Given request:
Locate and copy each line in the data that contains the word "كتاب".
───── Records
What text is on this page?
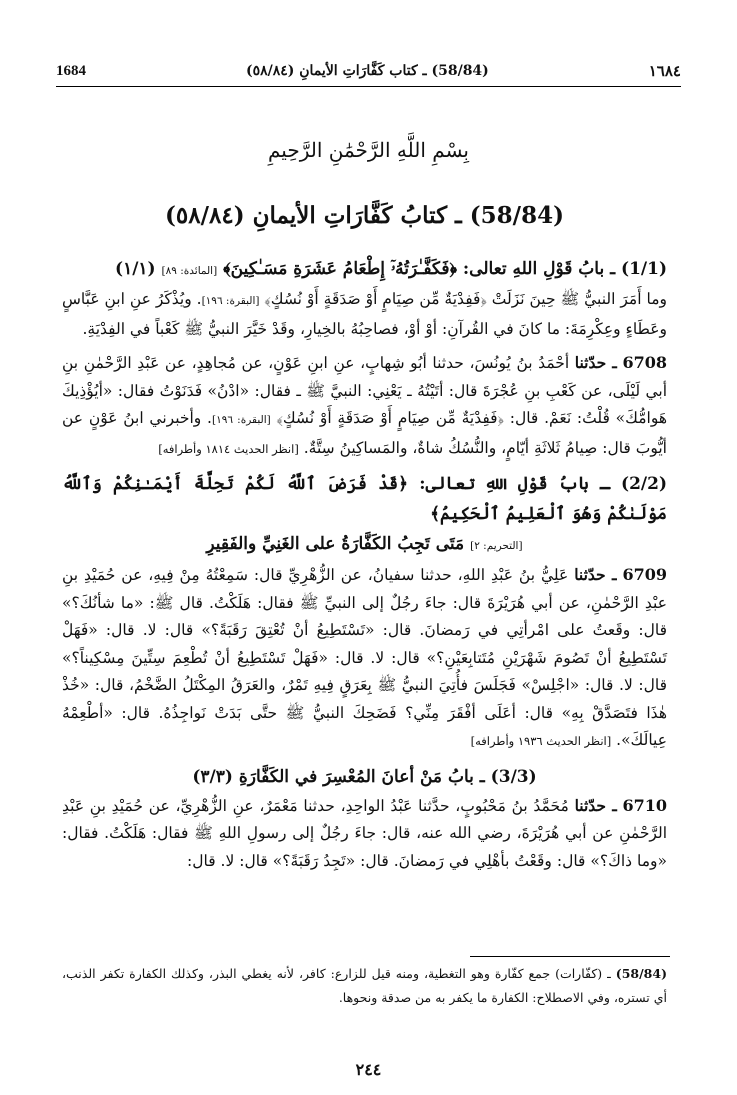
1684	(58/84) ـ كتاب كَفَّارَاتِ الأيمانِ (٥٨/٨٤)	١٦٨٤
بِسْمِ اللَّهِ الرَّحْمَٰنِ الرَّحِيمِ
(58/84) ـ كتابُ كَفَّارَاتِ الأيمانِ (٥٨/٨٤)

(1/1) ـ بابُ قَوْلِ اللهِ تعالى: ﴿فَكَفَّـٰرَتُهُۥٓ إِطْعَامُ عَشَرَةِ مَسَـٰكِينَ﴾ [المائدة: ٨٩] (١/١)

وما أَمَرَ النبيُّ ﷺ حِينَ نَزَلَتْ ﴿فَفِدْيَةٌ مِّن صِيَامٍ أَوْ صَدَقَةٍ أَوْ نُسُكٍ﴾ [البقرة: ١٩٦]. ويُذْكَرُ عنِ ابنِ عَبَّاسٍ وعَطَاءٍ وعِكْرِمَةَ: ما كانَ في القُرآنِ: أوْ أوْ، فصاحِبُهُ بالخِيارِ، وقَدْ خَيَّرَ النبيُّ ﷺ كَعْباً في الفِدْيَةِ.

6708 ـ حدّثنا أحْمَدُ بنُ يُونُسَ، حدثنا أبُو شِهابٍ، عنِ ابنِ عَوْنٍ، عن مُجاهِدٍ، عن عَبْدِ الرَّحْمٰنِ بنِ أبي لَيْلَى، عن كَعْبِ بنِ عُجْرَةَ قال: أتَيْتُهُ ـ يَعْنِي: النبيَّ ﷺ ـ فقال: «ادْنُ» فَدَنَوْتُ فقال: «أيُؤْذِيكَ هَوامُّكَ» قُلْتُ: نَعَمْ. قال: ﴿فَفِدْيَةٌ مِّن صِيَامٍ أَوْ صَدَقَةٍ أَوْ نُسُكٍ﴾ [البقرة: ١٩٦]. وأخبرني ابنُ عَوْنٍ عن أيُّوبَ قال: صِيامُ ثَلاثَةِ أيّامٍ، والنُّسُكُ شاةٌ، والمَساكِينُ سِتَّةٌ. [انظر الحديث ١٨١٤ وأطرافه]

(2/2) ـ بابُ قَوْلِ اللهِ تعالى: ﴿قَدْ فَرَضَ ٱللَّهُ لَكُمْ تَحِلَّةَ أَيْمَـٰنِكُمْ وَٱللَّهُ مَوْلَىٰكُمْ وَهُوَ ٱلْعَلِيمُ ٱلْحَكِيمُ﴾

[التحريم: ٢] مَتَى تَجِبُ الكَفَّارَةُ على الغَنِيِّ والفَقِيرِ

6709 ـ حدّثنا عَلِيُّ بنُ عَبْدِ اللهِ، حدثنا سفيانُ، عن الزُّهْرِيِّ قال: سَمِعْتُهُ مِنْ فِيهِ، عن حُمَيْدِ بنِ عبْدِ الرَّحْمٰنِ، عن أبي هُرَيْرَةَ قال: جاءَ رجُلٌ إلى النبيِّ ﷺ فقال: هَلَكْتُ. قال ﷺ: «ما شأنُكَ؟» قال: وقَعتُ على امْرأتِي في رَمضانَ. قال: «تَسْتَطِيعُ أنْ تُعْتِقَ رَقَبَةً؟» قال: لا. قال: «فَهَلْ تَسْتَطِيعُ أنْ تَصُومَ شَهْرَيْنِ مُتَتابِعَيْنِ؟» قال: لا. قال: «فَهَلْ تَسْتَطِيعُ أنْ تُطْعِمَ سِتِّينَ مِسْكِيناً؟» قال: لا. قال: «اجْلِسْ» فَجَلَسَ فأُتِيَ النبيُّ ﷺ بِعَرَقٍ فِيهِ تَمْرٌ، والعَرَقُ المِكْتَلُ الضَّخْمُ، قال: «خُذْ هٰذَا فتَصَدَّقْ بِهِ» قال: أعَلَى أفْقَرَ مِنِّي؟ فَضَحِكَ النبيُّ ﷺ حتَّى بَدَتْ نَواجِذُهُ. قال: «أطْعِمْهُ عِيالَكَ». [انظر الحديث ١٩٣٦ وأطرافه]

(3/3) ـ بابُ مَنْ أعانَ المُعْسِرَ في الكَفَّارَةِ (٣/٣)

6710 ـ حدّثنا مُحَمَّدُ بنُ مَحْبُوبٍ، حدَّثنا عَبْدُ الواحِدِ، حدثنا مَعْمَرٌ، عنِ الزُّهْرِيِّ، عن حُمَيْدِ بنِ عَبْدِ الرَّحْمٰنِ عن أبي هُرَيْرَةَ، رضي الله عنه، قال: جاءَ رجُلٌ إلى رسولِ اللهِ ﷺ فقال: هَلَكْتُ. فقال: «وما ذاكَ؟» قال: وقَعْتُ بأهْلِي في رَمضانَ. قال: «تَجِدُ رَقَبَةً؟» قال: لا. قال:

(58/84) ـ (كفّارات) جمع كفّارة وهو التغطية، ومنه قيل للزارع: كافر، لأنه يغطي البذر، وكذلك الكفارة تكفر الذنب، أي تستره، وفي الاصطلاح: الكفارة ما يكفر به من صدقة ونحوها.
٢٤٤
──────────
Output for this exercise:
1684	(58/84) ـ كتاب كَفَّارَاتِ الأيمانِ (٥٨/٨٤)	١٦٨٤
(58/84) ـ كتابُ كَفَّارَاتِ الأيمانِ (٥٨/٨٤)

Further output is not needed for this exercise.